> Task directions
For each line in the data below that holds "Ahmed", return a copy.
>> Begin
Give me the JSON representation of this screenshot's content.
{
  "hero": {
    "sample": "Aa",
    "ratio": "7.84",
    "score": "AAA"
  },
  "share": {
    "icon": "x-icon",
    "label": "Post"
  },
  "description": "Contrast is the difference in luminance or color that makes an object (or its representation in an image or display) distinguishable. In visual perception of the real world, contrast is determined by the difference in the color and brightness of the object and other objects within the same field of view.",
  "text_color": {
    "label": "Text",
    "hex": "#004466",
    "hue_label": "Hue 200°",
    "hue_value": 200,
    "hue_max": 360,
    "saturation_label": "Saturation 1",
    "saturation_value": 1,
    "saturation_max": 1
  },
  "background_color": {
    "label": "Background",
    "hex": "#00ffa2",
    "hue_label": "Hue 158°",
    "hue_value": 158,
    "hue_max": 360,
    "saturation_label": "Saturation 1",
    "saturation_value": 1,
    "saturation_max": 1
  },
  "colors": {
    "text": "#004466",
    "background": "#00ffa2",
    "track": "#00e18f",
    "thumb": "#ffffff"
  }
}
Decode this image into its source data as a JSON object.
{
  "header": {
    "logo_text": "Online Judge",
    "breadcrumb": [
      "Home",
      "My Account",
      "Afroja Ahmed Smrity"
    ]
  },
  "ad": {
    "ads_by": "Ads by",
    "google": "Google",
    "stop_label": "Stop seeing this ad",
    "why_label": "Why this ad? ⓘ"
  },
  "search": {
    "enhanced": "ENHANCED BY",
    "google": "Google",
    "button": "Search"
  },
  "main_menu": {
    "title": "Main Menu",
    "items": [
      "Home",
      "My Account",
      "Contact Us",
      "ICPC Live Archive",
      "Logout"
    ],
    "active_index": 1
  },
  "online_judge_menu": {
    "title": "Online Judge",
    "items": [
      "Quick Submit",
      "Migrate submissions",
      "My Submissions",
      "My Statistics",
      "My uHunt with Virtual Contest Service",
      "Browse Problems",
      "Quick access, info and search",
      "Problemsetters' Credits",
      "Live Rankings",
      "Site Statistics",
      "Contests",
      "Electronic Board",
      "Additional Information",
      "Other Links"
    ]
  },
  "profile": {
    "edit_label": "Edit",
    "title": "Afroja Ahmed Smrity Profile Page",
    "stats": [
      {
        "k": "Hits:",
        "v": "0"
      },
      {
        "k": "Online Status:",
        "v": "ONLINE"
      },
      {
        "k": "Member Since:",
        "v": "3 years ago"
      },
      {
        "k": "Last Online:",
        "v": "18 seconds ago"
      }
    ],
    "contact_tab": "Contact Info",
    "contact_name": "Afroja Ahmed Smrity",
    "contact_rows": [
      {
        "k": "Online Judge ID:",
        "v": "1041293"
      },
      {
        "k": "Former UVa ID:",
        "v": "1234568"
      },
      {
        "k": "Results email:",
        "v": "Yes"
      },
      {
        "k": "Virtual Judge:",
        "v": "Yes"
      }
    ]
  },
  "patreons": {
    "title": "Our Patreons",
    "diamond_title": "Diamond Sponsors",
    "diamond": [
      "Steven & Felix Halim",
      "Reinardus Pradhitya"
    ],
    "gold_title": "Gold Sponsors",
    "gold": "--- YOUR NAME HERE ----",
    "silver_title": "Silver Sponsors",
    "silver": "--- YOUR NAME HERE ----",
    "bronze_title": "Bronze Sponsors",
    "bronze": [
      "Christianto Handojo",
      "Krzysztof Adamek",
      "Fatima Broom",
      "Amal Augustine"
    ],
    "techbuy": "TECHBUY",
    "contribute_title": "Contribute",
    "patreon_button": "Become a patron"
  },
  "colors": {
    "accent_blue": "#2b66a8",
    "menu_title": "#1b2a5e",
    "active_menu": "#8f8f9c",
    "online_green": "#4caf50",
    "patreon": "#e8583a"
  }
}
>> End
> Reply to the exercise
      "Afroja Ahmed Smrity"
    "title": "Afroja Ahmed Smrity Profile Page",
    "contact_name": "Afroja Ahmed Smrity",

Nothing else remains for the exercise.